**Your task**
Using the records below, please work out how many lines contain "SWDOWN"; answer with the number alone.

** BEGIN **

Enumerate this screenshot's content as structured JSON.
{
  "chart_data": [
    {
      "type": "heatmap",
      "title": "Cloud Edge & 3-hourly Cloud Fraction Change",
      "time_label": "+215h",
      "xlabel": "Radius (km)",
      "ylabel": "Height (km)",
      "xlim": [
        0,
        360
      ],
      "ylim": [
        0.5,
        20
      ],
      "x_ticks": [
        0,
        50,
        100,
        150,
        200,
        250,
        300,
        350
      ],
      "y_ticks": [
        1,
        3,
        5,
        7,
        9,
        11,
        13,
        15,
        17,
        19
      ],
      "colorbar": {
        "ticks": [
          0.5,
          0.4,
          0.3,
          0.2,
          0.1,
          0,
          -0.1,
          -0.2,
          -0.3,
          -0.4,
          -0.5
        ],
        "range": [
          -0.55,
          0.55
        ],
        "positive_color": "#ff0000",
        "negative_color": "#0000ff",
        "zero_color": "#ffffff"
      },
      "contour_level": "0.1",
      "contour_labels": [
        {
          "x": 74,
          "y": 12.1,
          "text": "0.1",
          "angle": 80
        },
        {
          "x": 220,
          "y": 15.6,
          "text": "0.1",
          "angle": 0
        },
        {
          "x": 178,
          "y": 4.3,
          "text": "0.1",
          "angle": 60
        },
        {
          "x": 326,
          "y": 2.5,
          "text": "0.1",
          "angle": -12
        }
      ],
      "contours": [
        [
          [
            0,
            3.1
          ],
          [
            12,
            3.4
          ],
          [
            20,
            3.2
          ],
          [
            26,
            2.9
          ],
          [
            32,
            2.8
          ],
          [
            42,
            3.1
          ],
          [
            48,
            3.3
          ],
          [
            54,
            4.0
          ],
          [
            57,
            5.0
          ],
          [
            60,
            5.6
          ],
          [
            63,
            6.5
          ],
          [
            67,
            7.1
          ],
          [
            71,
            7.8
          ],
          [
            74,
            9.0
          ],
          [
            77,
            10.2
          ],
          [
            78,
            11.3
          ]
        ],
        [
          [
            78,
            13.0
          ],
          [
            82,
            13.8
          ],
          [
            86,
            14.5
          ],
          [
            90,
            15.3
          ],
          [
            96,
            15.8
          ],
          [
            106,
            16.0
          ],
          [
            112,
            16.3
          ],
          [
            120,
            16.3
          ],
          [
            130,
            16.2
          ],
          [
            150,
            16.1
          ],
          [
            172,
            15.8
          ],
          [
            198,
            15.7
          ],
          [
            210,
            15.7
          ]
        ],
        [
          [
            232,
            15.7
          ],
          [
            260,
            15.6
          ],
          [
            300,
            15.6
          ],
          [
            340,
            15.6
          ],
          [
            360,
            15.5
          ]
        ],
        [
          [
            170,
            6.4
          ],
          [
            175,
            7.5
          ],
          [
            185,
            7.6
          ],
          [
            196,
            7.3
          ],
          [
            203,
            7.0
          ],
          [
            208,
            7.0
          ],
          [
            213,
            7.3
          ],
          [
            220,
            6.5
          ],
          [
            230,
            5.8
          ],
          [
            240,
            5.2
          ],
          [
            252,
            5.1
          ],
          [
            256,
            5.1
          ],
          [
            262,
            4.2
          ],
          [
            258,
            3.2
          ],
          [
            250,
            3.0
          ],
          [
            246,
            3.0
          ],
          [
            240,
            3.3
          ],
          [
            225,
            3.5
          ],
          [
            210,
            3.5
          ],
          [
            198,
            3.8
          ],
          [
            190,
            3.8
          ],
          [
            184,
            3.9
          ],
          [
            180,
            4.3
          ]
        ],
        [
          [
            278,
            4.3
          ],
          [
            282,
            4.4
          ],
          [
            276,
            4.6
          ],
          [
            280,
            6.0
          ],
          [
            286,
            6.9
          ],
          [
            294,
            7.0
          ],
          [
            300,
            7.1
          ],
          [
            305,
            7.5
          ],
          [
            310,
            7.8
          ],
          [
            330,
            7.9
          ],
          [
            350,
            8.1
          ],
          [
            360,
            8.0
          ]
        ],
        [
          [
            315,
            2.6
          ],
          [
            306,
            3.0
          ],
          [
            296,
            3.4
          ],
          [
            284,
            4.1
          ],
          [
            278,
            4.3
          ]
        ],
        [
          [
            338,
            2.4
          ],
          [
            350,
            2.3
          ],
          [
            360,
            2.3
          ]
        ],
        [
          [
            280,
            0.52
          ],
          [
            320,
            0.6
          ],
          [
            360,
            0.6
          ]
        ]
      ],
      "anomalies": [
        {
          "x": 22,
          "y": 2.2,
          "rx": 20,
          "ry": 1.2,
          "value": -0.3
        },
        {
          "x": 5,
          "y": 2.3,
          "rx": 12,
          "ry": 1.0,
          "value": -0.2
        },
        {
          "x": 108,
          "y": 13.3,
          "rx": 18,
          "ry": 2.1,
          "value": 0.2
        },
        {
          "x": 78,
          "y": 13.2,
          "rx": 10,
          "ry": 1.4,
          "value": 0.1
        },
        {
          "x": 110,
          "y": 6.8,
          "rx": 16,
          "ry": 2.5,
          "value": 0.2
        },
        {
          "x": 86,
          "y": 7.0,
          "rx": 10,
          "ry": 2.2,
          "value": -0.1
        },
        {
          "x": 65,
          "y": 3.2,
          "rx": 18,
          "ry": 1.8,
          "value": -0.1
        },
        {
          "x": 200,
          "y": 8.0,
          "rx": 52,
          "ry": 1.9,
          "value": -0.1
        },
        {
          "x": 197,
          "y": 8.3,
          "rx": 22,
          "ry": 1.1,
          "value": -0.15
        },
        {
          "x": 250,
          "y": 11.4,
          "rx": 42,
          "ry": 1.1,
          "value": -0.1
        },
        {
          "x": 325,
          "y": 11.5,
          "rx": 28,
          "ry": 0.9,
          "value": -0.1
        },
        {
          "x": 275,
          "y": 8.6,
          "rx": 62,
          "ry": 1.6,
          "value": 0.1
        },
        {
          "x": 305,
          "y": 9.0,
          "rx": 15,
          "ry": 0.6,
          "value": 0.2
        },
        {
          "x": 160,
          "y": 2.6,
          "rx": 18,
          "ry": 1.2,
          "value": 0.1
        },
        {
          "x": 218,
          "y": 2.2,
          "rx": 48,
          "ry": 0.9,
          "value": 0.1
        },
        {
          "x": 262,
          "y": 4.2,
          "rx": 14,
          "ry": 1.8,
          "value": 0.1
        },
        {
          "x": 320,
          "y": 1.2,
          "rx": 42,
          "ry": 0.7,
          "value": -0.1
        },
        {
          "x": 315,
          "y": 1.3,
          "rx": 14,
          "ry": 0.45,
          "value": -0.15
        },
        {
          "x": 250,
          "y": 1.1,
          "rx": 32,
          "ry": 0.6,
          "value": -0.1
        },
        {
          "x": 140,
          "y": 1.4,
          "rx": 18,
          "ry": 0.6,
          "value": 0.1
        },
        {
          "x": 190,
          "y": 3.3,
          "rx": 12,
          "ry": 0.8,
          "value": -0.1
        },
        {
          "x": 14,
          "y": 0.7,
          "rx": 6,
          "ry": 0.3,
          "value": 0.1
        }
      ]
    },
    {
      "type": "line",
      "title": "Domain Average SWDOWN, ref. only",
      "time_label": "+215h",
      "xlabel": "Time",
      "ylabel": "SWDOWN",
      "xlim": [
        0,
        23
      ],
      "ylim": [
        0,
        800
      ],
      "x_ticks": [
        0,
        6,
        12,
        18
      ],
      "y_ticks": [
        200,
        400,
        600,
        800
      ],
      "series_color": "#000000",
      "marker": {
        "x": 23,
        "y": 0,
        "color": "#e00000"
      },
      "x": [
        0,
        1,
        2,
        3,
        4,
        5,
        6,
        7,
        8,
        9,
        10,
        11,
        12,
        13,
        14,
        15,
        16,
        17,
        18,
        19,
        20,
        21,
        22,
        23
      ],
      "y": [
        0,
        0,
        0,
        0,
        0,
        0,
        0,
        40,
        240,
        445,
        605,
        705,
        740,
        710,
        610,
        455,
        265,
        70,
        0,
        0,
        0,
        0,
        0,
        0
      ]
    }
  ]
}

** END **

**Result below**
2